> [What you should do]
Below is a block of records; return all of them exactly, but without the images.
##### Source material #####
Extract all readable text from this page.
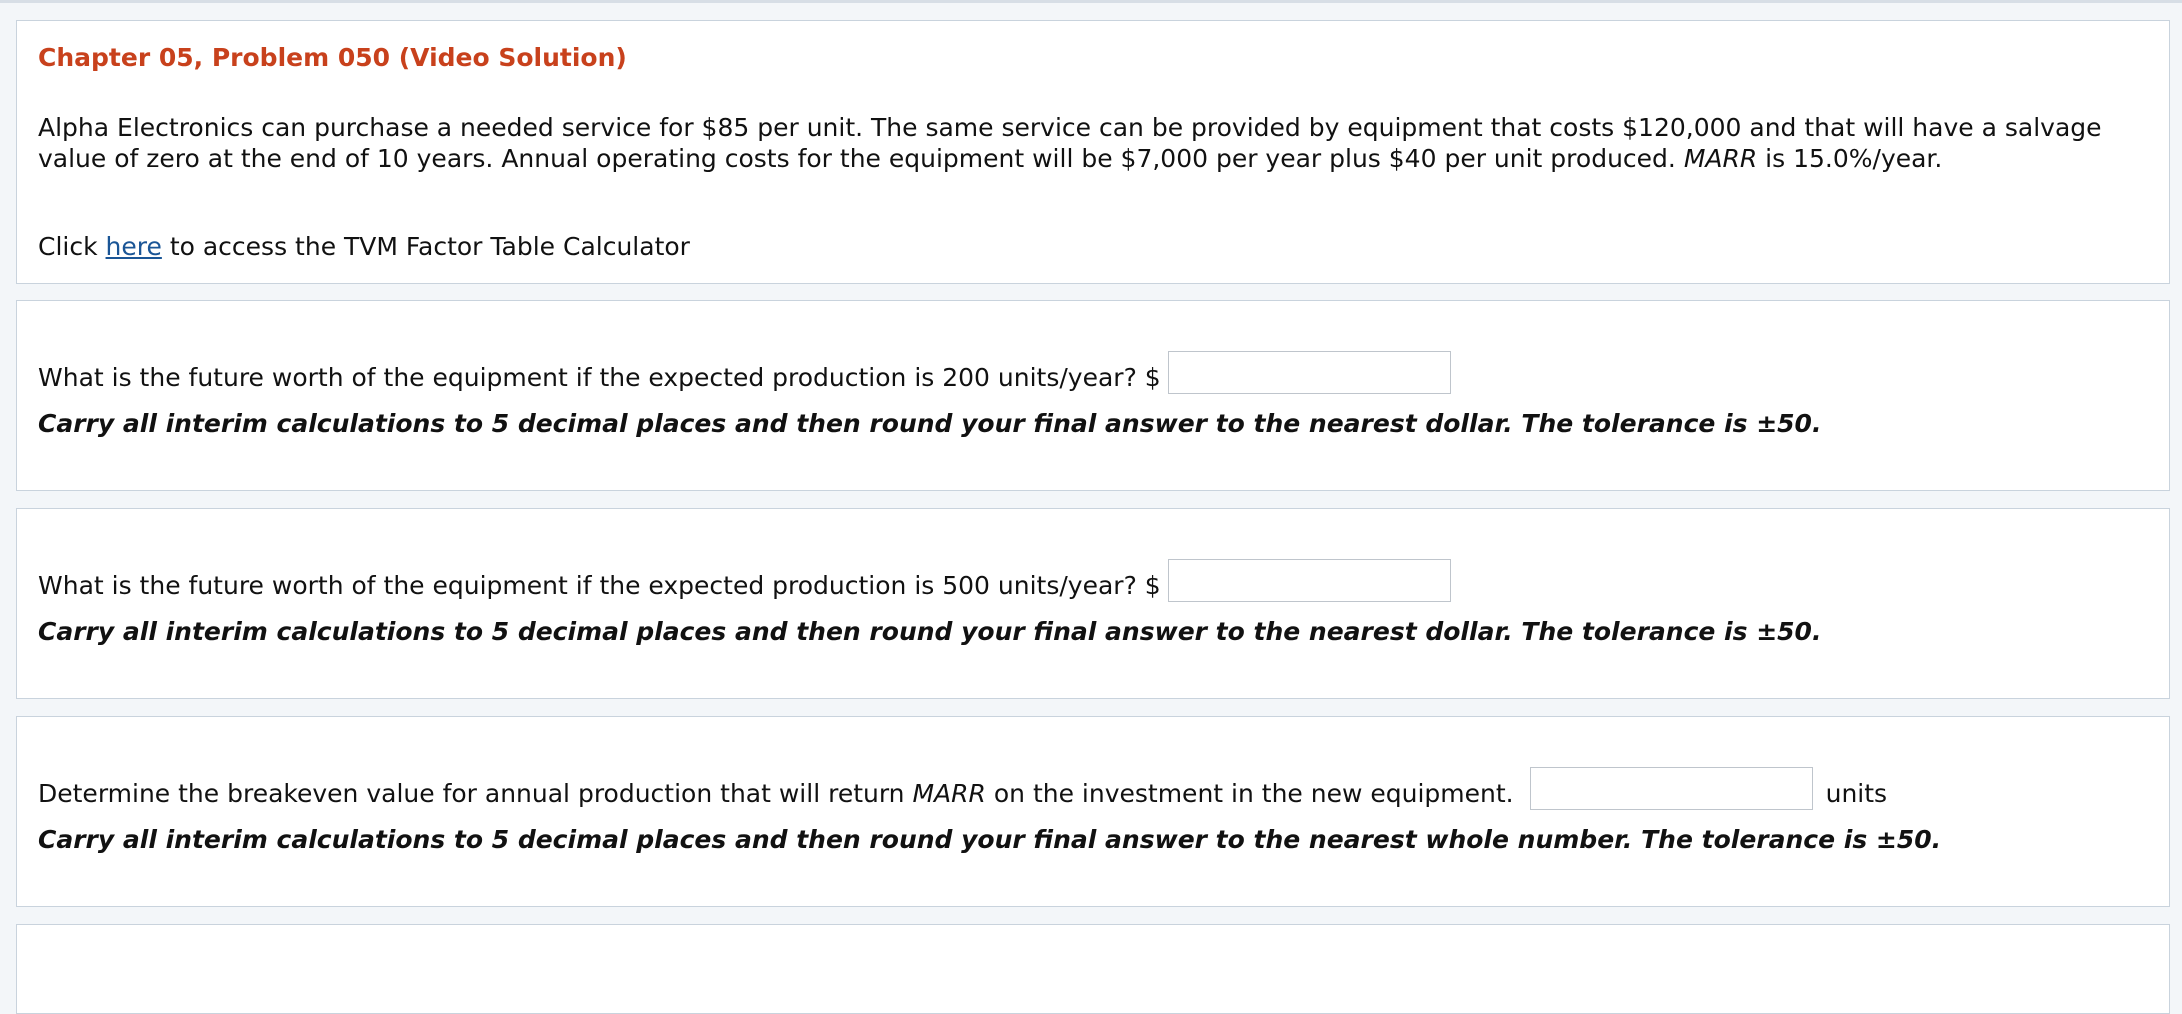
Chapter 05, Problem 050 (Video Solution)
Alpha Electronics can purchase a needed service for $85 per unit. The same service can be provided by equipment that costs $120,000 and that will have a salvage value of zero at the end of 10 years. Annual operating costs for the equipment will be $7,000 per year plus $40 per unit produced. MARR is 15.0%/year.
Click here to access the TVM Factor Table Calculator
What is the future worth of the equipment if the expected production is 200 units/year? $
Carry all interim calculations to 5 decimal places and then round your final answer to the nearest dollar. The tolerance is ±50.
What is the future worth of the equipment if the expected production is 500 units/year? $
Carry all interim calculations to 5 decimal places and then round your final answer to the nearest dollar. The tolerance is ±50.
Determine the breakeven value for annual production that will return MARR on the investment in the new equipment.	units
Carry all interim calculations to 5 decimal places and then round your final answer to the nearest whole number. The tolerance is ±50.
#####
> [The response]
Extract all readable text from this page.
Chapter 05, Problem 050 (Video Solution)
Alpha Electronics can purchase a needed service for $85 per unit. The same service can be provided by equipment that costs $120,000 and that will have a salvage value of zero at the end of 10 years. Annual operating costs for the equipment will be $7,000 per year plus $40 per unit produced. MARR is 15.0%/year.
Click here to access the TVM Factor Table Calculator
What is the future worth of the equipment if the expected production is 200 units/year? $
Carry all interim calculations to 5 decimal places and then round your final answer to the nearest dollar. The tolerance is ±50.
What is the future worth of the equipment if the expected production is 500 units/year? $
Carry all interim calculations to 5 decimal places and then round your final answer to the nearest dollar. The tolerance is ±50.
Determine the breakeven value for annual production that will return MARR on the investment in the new equipment.	units
Carry all interim calculations to 5 decimal places and then round your final answer to the nearest whole number. The tolerance is ±50.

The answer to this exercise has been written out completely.